### [Stated problem]
Gather, from the listing beneath this task, every line holding the string "with".

start Record list

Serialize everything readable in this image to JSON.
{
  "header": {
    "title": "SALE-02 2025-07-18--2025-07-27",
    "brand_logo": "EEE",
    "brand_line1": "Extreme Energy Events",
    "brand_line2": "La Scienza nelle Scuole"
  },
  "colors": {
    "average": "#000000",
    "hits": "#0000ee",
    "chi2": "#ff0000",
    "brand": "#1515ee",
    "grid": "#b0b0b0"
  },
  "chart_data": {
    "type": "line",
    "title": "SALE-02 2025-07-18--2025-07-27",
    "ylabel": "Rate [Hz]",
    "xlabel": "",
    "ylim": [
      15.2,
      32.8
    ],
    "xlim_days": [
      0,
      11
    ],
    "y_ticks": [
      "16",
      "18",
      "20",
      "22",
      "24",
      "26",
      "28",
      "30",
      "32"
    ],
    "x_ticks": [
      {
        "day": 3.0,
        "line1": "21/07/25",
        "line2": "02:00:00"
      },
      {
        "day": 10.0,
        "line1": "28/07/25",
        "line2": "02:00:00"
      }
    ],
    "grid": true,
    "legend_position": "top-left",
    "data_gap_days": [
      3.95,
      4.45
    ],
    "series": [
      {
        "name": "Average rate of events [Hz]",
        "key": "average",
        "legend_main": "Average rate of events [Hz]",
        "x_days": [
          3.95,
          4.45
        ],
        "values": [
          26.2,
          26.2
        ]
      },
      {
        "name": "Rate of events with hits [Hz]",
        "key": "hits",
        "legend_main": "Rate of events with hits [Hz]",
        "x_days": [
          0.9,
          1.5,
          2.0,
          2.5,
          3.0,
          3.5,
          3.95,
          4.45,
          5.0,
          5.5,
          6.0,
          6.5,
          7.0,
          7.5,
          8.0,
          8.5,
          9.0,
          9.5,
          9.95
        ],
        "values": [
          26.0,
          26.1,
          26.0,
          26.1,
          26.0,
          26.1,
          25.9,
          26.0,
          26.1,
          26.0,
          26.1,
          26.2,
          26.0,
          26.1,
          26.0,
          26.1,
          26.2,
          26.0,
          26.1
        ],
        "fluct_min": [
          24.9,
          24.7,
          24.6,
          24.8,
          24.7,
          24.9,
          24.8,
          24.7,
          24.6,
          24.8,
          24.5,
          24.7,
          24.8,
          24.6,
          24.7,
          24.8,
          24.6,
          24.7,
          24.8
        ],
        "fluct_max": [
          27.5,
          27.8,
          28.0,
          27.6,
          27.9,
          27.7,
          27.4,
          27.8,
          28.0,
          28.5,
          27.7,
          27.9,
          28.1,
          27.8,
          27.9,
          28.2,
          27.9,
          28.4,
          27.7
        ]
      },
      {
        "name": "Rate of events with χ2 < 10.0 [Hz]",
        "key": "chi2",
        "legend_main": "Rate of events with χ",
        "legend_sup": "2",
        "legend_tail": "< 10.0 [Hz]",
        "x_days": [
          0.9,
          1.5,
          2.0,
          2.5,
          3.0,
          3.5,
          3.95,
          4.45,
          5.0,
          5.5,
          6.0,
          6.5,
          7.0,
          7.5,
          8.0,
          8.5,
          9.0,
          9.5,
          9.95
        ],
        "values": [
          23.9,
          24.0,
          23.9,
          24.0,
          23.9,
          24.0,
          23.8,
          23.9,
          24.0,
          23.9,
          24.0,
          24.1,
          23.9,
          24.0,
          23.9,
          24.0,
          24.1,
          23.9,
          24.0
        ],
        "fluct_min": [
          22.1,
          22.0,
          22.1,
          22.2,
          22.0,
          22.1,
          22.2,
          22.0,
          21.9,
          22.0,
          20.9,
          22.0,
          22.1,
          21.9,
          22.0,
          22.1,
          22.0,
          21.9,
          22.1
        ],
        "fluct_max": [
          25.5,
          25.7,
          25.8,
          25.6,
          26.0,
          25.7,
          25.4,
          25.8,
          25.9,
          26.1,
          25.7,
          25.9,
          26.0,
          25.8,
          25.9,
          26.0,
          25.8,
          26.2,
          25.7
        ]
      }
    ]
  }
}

end Record list

### [Result of this task]
        "name": "Rate of events with hits [Hz]",
        "legend_main": "Rate of events with hits [Hz]",
        "name": "Rate of events with χ2 < 10.0 [Hz]",
        "legend_main": "Rate of events with χ",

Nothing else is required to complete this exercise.